Exercise description - Print all the data, keeping every line exactly as it is.
** begin Data records **
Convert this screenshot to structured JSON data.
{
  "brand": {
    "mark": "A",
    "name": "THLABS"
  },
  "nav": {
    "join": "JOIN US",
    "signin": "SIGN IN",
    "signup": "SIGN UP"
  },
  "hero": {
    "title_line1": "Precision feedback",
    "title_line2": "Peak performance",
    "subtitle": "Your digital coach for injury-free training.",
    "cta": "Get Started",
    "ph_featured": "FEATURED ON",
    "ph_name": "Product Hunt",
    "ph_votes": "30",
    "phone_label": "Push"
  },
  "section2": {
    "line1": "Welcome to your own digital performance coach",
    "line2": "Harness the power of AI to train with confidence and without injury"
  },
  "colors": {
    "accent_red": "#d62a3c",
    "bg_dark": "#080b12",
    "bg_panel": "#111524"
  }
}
** end Data records **
Written reply -
Convert this screenshot to structured JSON data.
{
  "brand": {
    "mark": "A",
    "name": "THLABS"
  },
  "nav": {
    "join": "JOIN US",
    "signin": "SIGN IN",
    "signup": "SIGN UP"
  },
  "hero": {
    "title_line1": "Precision feedback",
    "title_line2": "Peak performance",
    "subtitle": "Your digital coach for injury-free training.",
    "cta": "Get Started",
    "ph_featured": "FEATURED ON",
    "ph_name": "Product Hunt",
    "ph_votes": "30",
    "phone_label": "Push"
  },
  "section2": {
    "line1": "Welcome to your own digital performance coach",
    "line2": "Harness the power of AI to train with confidence and without injury"
  },
  "colors": {
    "accent_red": "#d62a3c",
    "bg_dark": "#080b12",
    "bg_panel": "#111524"
  }
}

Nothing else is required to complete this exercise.